____ Input data
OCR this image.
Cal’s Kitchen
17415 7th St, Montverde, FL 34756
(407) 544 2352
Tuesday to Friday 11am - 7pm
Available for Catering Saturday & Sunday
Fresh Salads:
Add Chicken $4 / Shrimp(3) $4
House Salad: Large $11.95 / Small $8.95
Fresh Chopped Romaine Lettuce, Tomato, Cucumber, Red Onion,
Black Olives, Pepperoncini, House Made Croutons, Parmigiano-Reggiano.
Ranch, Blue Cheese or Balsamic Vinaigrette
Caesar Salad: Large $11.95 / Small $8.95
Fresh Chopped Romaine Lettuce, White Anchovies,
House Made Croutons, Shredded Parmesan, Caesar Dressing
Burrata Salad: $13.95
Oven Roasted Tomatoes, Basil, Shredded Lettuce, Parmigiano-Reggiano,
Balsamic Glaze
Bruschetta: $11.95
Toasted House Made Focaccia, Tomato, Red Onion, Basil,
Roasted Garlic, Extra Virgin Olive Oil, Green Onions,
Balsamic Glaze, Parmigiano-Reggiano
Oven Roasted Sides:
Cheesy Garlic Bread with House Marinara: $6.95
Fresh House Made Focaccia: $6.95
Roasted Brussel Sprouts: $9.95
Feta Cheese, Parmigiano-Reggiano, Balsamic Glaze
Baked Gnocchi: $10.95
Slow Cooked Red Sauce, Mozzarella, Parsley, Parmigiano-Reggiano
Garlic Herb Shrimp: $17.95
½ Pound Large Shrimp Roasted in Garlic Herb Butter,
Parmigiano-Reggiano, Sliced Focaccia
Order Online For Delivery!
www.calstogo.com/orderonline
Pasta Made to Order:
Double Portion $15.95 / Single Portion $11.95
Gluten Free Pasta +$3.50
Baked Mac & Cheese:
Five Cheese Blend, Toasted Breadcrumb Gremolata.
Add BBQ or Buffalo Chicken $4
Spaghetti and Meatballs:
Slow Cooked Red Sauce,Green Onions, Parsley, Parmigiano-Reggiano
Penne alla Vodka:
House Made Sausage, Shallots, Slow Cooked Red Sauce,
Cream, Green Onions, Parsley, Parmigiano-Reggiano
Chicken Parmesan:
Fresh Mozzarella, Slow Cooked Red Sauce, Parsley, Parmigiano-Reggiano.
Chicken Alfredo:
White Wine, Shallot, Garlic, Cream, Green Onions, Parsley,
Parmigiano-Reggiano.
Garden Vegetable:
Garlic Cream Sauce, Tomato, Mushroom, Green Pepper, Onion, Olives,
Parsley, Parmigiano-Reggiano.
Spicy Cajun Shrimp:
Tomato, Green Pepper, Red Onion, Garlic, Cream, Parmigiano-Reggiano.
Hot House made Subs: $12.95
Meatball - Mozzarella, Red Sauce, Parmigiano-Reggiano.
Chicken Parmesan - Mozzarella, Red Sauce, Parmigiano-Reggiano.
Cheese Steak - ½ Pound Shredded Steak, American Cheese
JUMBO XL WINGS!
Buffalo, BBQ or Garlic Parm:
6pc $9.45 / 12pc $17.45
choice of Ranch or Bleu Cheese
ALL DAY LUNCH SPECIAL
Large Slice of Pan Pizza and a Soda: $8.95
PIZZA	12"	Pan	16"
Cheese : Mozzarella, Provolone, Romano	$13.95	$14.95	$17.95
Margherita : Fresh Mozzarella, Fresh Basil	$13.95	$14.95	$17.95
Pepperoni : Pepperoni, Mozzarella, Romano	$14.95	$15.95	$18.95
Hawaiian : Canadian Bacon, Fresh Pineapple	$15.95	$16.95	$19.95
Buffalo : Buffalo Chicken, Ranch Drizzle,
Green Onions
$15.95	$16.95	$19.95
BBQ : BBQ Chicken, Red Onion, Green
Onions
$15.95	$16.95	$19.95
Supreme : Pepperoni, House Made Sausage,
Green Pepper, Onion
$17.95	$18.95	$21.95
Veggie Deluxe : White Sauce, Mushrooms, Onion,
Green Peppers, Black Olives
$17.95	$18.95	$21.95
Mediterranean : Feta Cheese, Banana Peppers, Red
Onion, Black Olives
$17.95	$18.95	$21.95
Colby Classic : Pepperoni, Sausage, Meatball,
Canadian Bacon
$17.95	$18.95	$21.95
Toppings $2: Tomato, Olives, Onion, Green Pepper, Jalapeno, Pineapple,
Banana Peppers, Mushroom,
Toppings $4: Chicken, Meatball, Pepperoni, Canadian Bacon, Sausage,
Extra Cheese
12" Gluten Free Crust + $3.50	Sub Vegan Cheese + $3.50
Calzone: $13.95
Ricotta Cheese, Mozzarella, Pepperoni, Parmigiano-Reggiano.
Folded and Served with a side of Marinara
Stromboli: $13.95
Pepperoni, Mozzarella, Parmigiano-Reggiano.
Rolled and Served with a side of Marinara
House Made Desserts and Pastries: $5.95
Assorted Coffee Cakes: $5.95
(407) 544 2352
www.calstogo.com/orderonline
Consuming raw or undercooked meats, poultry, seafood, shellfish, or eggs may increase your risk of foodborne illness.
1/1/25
________
**Written exercise**
Repeat the material above exactly.

**Exercise response**
OCR this image.
Cal’s Kitchen
17415 7th St, Montverde, FL 34756
(407) 544 2352
Tuesday to Friday 11am - 7pm
Available for Catering Saturday & Sunday
Fresh Salads:
Add Chicken $4 / Shrimp(3) $4
House Salad: Large $11.95 / Small $8.95
Fresh Chopped Romaine Lettuce, Tomato, Cucumber, Red Onion,
Black Olives, Pepperoncini, House Made Croutons, Parmigiano-Reggiano.
Ranch, Blue Cheese or Balsamic Vinaigrette
Caesar Salad: Large $11.95 / Small $8.95
Fresh Chopped Romaine Lettuce, White Anchovies,
House Made Croutons, Shredded Parmesan, Caesar Dressing
Burrata Salad: $13.95
Oven Roasted Tomatoes, Basil, Shredded Lettuce, Parmigiano-Reggiano,
Balsamic Glaze
Bruschetta: $11.95
Toasted House Made Focaccia, Tomato, Red Onion, Basil,
Roasted Garlic, Extra Virgin Olive Oil, Green Onions,
Balsamic Glaze, Parmigiano-Reggiano
Oven Roasted Sides:
Cheesy Garlic Bread with House Marinara: $6.95
Fresh House Made Focaccia: $6.95
Roasted Brussel Sprouts: $9.95
Feta Cheese, Parmigiano-Reggiano, Balsamic Glaze
Baked Gnocchi: $10.95
Slow Cooked Red Sauce, Mozzarella, Parsley, Parmigiano-Reggiano
Garlic Herb Shrimp: $17.95
½ Pound Large Shrimp Roasted in Garlic Herb Butter,
Parmigiano-Reggiano, Sliced Focaccia
Order Online For Delivery!
www.calstogo.com/orderonline
Pasta Made to Order:
Double Portion $15.95 / Single Portion $11.95
Gluten Free Pasta +$3.50
Baked Mac & Cheese:
Five Cheese Blend, Toasted Breadcrumb Gremolata.
Add BBQ or Buffalo Chicken $4
Spaghetti and Meatballs:
Slow Cooked Red Sauce,Green Onions, Parsley, Parmigiano-Reggiano
Penne alla Vodka:
House Made Sausage, Shallots, Slow Cooked Red Sauce,
Cream, Green Onions, Parsley, Parmigiano-Reggiano
Chicken Parmesan:
Fresh Mozzarella, Slow Cooked Red Sauce, Parsley, Parmigiano-Reggiano.
Chicken Alfredo:
White Wine, Shallot, Garlic, Cream, Green Onions, Parsley,
Parmigiano-Reggiano.
Garden Vegetable:
Garlic Cream Sauce, Tomato, Mushroom, Green Pepper, Onion, Olives,
Parsley, Parmigiano-Reggiano.
Spicy Cajun Shrimp:
Tomato, Green Pepper, Red Onion, Garlic, Cream, Parmigiano-Reggiano.
Hot House made Subs: $12.95
Meatball - Mozzarella, Red Sauce, Parmigiano-Reggiano.
Chicken Parmesan - Mozzarella, Red Sauce, Parmigiano-Reggiano.
Cheese Steak - ½ Pound Shredded Steak, American Cheese
JUMBO XL WINGS!
Buffalo, BBQ or Garlic Parm:
6pc $9.45 / 12pc $17.45
choice of Ranch or Bleu Cheese
ALL DAY LUNCH SPECIAL
Large Slice of Pan Pizza and a Soda: $8.95
PIZZA	12"	Pan	16"
Cheese : Mozzarella, Provolone, Romano	$13.95	$14.95	$17.95
Margherita : Fresh Mozzarella, Fresh Basil	$13.95	$14.95	$17.95
Pepperoni : Pepperoni, Mozzarella, Romano	$14.95	$15.95	$18.95
Hawaiian : Canadian Bacon, Fresh Pineapple	$15.95	$16.95	$19.95
Buffalo : Buffalo Chicken, Ranch Drizzle,
Green Onions
$15.95	$16.95	$19.95
BBQ : BBQ Chicken, Red Onion, Green
Onions
$15.95	$16.95	$19.95
Supreme : Pepperoni, House Made Sausage,
Green Pepper, Onion
$17.95	$18.95	$21.95
Veggie Deluxe : White Sauce, Mushrooms, Onion,
Green Peppers, Black Olives
$17.95	$18.95	$21.95
Mediterranean : Feta Cheese, Banana Peppers, Red
Onion, Black Olives
$17.95	$18.95	$21.95
Colby Classic : Pepperoni, Sausage, Meatball,
Canadian Bacon
$17.95	$18.95	$21.95
Toppings $2: Tomato, Olives, Onion, Green Pepper, Jalapeno, Pineapple,
Banana Peppers, Mushroom,
Toppings $4: Chicken, Meatball, Pepperoni, Canadian Bacon, Sausage,
Extra Cheese
12" Gluten Free Crust + $3.50	Sub Vegan Cheese + $3.50
Calzone: $13.95
Ricotta Cheese, Mozzarella, Pepperoni, Parmigiano-Reggiano.
Folded and Served with a side of Marinara
Stromboli: $13.95
Pepperoni, Mozzarella, Parmigiano-Reggiano.
Rolled and Served with a side of Marinara
House Made Desserts and Pastries: $5.95
Assorted Coffee Cakes: $5.95
(407) 544 2352
www.calstogo.com/orderonline
Consuming raw or undercooked meats, poultry, seafood, shellfish, or eggs may increase your risk of foodborne illness.
1/1/25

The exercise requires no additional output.